Stored dataset items
>>>

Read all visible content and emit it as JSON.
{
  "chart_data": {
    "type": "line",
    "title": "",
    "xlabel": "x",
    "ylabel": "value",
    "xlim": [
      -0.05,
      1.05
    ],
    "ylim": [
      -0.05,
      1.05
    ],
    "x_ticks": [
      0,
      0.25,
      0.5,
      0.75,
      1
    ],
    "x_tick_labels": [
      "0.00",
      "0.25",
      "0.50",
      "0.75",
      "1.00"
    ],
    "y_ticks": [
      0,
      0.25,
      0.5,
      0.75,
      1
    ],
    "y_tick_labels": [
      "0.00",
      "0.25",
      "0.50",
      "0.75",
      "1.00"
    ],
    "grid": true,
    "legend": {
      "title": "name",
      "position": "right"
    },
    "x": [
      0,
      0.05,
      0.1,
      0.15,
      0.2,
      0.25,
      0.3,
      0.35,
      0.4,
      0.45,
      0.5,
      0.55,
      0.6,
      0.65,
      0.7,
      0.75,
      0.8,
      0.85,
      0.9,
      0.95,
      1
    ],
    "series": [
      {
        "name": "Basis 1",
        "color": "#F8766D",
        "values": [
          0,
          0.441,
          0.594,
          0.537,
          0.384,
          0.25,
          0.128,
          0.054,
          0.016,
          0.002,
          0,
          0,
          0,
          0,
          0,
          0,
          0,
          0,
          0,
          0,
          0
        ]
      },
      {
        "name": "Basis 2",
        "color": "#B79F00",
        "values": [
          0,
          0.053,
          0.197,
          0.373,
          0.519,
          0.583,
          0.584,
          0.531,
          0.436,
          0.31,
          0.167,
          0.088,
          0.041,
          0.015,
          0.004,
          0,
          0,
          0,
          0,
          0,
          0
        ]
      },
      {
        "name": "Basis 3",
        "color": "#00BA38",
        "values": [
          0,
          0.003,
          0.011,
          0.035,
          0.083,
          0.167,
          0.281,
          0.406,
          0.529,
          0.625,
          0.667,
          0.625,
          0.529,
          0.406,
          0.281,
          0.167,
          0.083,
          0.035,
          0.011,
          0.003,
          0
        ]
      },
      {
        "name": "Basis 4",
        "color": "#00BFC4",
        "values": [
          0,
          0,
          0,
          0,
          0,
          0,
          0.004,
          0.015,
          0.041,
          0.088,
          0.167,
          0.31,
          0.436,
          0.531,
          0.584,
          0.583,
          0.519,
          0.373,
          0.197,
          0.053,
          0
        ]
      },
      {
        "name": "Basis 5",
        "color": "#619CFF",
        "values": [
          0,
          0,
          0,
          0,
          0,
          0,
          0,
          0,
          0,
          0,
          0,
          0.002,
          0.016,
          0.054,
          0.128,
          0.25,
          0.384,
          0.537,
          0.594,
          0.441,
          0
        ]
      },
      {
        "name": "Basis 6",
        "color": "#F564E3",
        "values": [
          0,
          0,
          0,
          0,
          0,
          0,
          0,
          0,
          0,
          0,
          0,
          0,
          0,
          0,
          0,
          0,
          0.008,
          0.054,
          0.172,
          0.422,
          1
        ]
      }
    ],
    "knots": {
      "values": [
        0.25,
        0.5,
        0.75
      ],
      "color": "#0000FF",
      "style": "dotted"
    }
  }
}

<<<

_Exercise prompt_.
From the first line to the last, please quote the material above exactly.

_Solution to the exercise_.
Read all visible content and emit it as JSON.
{
  "chart_data": {
    "type": "line",
    "title": "",
    "xlabel": "x",
    "ylabel": "value",
    "xlim": [
      -0.05,
      1.05
    ],
    "ylim": [
      -0.05,
      1.05
    ],
    "x_ticks": [
      0,
      0.25,
      0.5,
      0.75,
      1
    ],
    "x_tick_labels": [
      "0.00",
      "0.25",
      "0.50",
      "0.75",
      "1.00"
    ],
    "y_ticks": [
      0,
      0.25,
      0.5,
      0.75,
      1
    ],
    "y_tick_labels": [
      "0.00",
      "0.25",
      "0.50",
      "0.75",
      "1.00"
    ],
    "grid": true,
    "legend": {
      "title": "name",
      "position": "right"
    },
    "x": [
      0,
      0.05,
      0.1,
      0.15,
      0.2,
      0.25,
      0.3,
      0.35,
      0.4,
      0.45,
      0.5,
      0.55,
      0.6,
      0.65,
      0.7,
      0.75,
      0.8,
      0.85,
      0.9,
      0.95,
      1
    ],
    "series": [
      {
        "name": "Basis 1",
        "color": "#F8766D",
        "values": [
          0,
          0.441,
          0.594,
          0.537,
          0.384,
          0.25,
          0.128,
          0.054,
          0.016,
          0.002,
          0,
          0,
          0,
          0,
          0,
          0,
          0,
          0,
          0,
          0,
          0
        ]
      },
      {
        "name": "Basis 2",
        "color": "#B79F00",
        "values": [
          0,
          0.053,
          0.197,
          0.373,
          0.519,
          0.583,
          0.584,
          0.531,
          0.436,
          0.31,
          0.167,
          0.088,
          0.041,
          0.015,
          0.004,
          0,
          0,
          0,
          0,
          0,
          0
        ]
      },
      {
        "name": "Basis 3",
        "color": "#00BA38",
        "values": [
          0,
          0.003,
          0.011,
          0.035,
          0.083,
          0.167,
          0.281,
          0.406,
          0.529,
          0.625,
          0.667,
          0.625,
          0.529,
          0.406,
          0.281,
          0.167,
          0.083,
          0.035,
          0.011,
          0.003,
          0
        ]
      },
      {
        "name": "Basis 4",
        "color": "#00BFC4",
        "values": [
          0,
          0,
          0,
          0,
          0,
          0,
          0.004,
          0.015,
          0.041,
          0.088,
          0.167,
          0.31,
          0.436,
          0.531,
          0.584,
          0.583,
          0.519,
          0.373,
          0.197,
          0.053,
          0
        ]
      },
      {
        "name": "Basis 5",
        "color": "#619CFF",
        "values": [
          0,
          0,
          0,
          0,
          0,
          0,
          0,
          0,
          0,
          0,
          0,
          0.002,
          0.016,
          0.054,
          0.128,
          0.25,
          0.384,
          0.537,
          0.594,
          0.441,
          0
        ]
      },
      {
        "name": "Basis 6",
        "color": "#F564E3",
        "values": [
          0,
          0,
          0,
          0,
          0,
          0,
          0,
          0,
          0,
          0,
          0,
          0,
          0,
          0,
          0,
          0,
          0.008,
          0.054,
          0.172,
          0.422,
          1
        ]
      }
    ],
    "knots": {
      "values": [
        0.25,
        0.5,
        0.75
      ],
      "color": "#0000FF",
      "style": "dotted"
    }
  }
}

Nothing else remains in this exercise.